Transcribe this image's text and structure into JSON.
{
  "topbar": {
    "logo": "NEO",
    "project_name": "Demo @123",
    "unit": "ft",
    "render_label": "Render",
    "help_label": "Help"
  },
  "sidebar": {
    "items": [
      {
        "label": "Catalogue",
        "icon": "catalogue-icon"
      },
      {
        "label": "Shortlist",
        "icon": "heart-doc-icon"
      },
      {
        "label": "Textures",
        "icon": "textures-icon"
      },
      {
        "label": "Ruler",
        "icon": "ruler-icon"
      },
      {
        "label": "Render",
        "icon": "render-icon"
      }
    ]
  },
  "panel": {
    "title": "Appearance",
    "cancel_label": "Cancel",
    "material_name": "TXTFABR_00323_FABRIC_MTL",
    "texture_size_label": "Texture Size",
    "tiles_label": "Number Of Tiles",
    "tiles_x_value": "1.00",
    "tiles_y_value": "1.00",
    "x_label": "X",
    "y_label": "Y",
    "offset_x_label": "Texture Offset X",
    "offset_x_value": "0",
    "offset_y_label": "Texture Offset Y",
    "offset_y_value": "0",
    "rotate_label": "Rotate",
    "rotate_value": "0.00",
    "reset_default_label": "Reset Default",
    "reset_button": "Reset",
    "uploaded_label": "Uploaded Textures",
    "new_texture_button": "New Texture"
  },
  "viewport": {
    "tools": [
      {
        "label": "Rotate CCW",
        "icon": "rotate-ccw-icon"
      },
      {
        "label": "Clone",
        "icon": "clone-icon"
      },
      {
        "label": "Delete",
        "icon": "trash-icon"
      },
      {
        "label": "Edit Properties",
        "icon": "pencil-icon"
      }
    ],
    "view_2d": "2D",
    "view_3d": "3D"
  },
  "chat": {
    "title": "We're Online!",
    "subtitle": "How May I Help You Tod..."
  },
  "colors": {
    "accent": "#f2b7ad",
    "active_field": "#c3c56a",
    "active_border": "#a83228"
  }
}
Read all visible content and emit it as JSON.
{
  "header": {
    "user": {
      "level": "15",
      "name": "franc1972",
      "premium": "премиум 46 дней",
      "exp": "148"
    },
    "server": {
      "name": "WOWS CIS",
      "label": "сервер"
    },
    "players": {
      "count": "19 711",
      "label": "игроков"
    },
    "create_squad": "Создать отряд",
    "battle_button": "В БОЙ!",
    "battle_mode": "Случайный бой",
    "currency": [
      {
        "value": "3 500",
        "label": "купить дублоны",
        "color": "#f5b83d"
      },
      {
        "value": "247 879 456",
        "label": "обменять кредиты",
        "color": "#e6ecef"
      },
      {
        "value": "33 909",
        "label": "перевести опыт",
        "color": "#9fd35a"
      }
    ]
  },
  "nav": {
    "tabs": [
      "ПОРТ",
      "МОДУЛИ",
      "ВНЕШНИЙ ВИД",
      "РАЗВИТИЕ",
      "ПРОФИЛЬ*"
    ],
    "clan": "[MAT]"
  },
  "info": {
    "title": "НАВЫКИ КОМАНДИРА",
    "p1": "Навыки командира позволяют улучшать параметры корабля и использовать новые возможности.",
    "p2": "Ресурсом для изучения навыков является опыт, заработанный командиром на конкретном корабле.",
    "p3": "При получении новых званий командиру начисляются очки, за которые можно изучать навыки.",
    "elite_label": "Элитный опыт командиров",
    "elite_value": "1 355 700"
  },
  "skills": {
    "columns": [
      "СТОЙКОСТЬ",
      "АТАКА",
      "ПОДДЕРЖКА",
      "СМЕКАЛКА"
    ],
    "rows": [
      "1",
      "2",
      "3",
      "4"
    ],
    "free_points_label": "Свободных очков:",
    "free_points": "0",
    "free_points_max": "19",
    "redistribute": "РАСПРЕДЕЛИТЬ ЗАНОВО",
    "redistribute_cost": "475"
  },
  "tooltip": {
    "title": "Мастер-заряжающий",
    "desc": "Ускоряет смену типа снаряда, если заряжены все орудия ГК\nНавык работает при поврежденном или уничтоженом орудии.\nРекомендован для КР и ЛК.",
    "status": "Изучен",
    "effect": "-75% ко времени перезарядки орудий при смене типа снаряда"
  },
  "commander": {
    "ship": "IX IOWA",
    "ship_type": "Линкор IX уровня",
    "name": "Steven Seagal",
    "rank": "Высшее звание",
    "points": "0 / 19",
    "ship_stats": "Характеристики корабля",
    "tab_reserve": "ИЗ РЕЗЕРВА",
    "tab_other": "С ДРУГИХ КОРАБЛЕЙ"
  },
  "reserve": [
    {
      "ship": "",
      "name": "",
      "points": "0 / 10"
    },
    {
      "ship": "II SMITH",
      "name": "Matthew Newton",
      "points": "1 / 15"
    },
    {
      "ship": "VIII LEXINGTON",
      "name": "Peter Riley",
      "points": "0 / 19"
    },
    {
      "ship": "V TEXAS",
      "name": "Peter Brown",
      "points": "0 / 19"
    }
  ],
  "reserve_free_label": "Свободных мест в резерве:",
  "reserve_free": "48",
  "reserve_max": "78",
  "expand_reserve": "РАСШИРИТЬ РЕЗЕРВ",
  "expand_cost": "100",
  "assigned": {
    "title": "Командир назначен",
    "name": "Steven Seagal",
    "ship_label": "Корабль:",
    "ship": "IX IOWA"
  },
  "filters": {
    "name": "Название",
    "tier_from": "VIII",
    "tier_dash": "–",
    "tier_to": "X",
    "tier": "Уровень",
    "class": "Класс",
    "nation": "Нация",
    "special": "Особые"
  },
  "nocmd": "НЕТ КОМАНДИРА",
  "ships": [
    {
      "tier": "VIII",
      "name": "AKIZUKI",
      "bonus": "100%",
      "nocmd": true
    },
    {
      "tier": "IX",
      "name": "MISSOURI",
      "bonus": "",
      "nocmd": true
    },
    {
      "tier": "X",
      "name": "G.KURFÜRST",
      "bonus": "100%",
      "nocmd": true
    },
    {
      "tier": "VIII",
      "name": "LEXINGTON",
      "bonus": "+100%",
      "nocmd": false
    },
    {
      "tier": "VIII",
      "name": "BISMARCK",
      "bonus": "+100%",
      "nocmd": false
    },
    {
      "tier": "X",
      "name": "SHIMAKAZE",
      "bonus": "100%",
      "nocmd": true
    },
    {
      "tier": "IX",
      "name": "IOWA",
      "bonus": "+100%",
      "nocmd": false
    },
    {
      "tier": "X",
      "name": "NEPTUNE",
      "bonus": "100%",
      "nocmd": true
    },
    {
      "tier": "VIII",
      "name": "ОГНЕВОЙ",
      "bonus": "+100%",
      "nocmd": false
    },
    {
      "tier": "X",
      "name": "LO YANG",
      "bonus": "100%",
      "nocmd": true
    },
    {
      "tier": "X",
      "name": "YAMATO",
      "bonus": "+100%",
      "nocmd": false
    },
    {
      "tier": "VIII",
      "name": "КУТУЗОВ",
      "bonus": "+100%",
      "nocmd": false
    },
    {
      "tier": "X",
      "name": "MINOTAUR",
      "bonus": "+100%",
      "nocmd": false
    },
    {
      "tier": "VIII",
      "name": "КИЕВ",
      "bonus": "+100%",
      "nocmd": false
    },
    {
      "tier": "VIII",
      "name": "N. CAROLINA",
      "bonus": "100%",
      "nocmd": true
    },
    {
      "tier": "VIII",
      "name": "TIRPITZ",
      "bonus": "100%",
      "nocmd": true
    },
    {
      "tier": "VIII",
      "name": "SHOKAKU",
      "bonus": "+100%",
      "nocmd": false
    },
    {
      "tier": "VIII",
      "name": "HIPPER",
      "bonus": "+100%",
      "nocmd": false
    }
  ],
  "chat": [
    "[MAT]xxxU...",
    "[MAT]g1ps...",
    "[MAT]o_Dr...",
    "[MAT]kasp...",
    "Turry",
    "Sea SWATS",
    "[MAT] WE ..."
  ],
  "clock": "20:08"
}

■ What the task asks: Look through the entries and find each line that has the string "JSON". Copy those lines.

■ Answer to the problem:
Transcribe this image's text and structure into JSON.
Read all visible content and emit it as JSON.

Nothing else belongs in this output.